**Supplied data**:
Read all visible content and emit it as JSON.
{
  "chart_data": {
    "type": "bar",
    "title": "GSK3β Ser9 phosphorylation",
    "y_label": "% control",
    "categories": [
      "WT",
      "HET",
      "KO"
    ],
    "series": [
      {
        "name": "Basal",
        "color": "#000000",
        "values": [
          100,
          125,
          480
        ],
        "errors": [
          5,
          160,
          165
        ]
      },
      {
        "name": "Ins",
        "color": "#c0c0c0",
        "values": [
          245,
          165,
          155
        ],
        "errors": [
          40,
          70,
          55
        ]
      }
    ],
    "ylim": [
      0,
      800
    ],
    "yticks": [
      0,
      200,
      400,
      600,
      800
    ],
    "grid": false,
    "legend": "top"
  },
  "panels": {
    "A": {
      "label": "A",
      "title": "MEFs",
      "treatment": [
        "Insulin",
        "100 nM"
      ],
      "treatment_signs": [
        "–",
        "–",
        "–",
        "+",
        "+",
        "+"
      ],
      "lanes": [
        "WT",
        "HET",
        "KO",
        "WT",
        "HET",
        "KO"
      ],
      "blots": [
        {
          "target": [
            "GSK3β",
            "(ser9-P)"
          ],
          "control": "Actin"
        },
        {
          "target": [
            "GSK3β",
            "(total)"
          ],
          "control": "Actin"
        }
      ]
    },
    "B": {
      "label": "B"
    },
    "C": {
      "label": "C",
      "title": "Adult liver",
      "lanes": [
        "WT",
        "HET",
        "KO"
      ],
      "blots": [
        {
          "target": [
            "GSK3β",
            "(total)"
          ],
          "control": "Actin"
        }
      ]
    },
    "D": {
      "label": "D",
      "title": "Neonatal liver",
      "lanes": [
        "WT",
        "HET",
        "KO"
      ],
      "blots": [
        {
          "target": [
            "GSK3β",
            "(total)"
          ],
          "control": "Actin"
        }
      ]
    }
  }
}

**Required task**:
All the data must be duplicated exactly, with nothing added or removed.

**The output**:
Read all visible content and emit it as JSON.
{
  "chart_data": {
    "type": "bar",
    "title": "GSK3β Ser9 phosphorylation",
    "y_label": "% control",
    "categories": [
      "WT",
      "HET",
      "KO"
    ],
    "series": [
      {
        "name": "Basal",
        "color": "#000000",
        "values": [
          100,
          125,
          480
        ],
        "errors": [
          5,
          160,
          165
        ]
      },
      {
        "name": "Ins",
        "color": "#c0c0c0",
        "values": [
          245,
          165,
          155
        ],
        "errors": [
          40,
          70,
          55
        ]
      }
    ],
    "ylim": [
      0,
      800
    ],
    "yticks": [
      0,
      200,
      400,
      600,
      800
    ],
    "grid": false,
    "legend": "top"
  },
  "panels": {
    "A": {
      "label": "A",
      "title": "MEFs",
      "treatment": [
        "Insulin",
        "100 nM"
      ],
      "treatment_signs": [
        "–",
        "–",
        "–",
        "+",
        "+",
        "+"
      ],
      "lanes": [
        "WT",
        "HET",
        "KO",
        "WT",
        "HET",
        "KO"
      ],
      "blots": [
        {
          "target": [
            "GSK3β",
            "(ser9-P)"
          ],
          "control": "Actin"
        },
        {
          "target": [
            "GSK3β",
            "(total)"
          ],
          "control": "Actin"
        }
      ]
    },
    "B": {
      "label": "B"
    },
    "C": {
      "label": "C",
      "title": "Adult liver",
      "lanes": [
        "WT",
        "HET",
        "KO"
      ],
      "blots": [
        {
          "target": [
            "GSK3β",
            "(total)"
          ],
          "control": "Actin"
        }
      ]
    },
    "D": {
      "label": "D",
      "title": "Neonatal liver",
      "lanes": [
        "WT",
        "HET",
        "KO"
      ],
      "blots": [
        {
          "target": [
            "GSK3β",
            "(total)"
          ],
          "control": "Actin"
        }
      ]
    }
  }
}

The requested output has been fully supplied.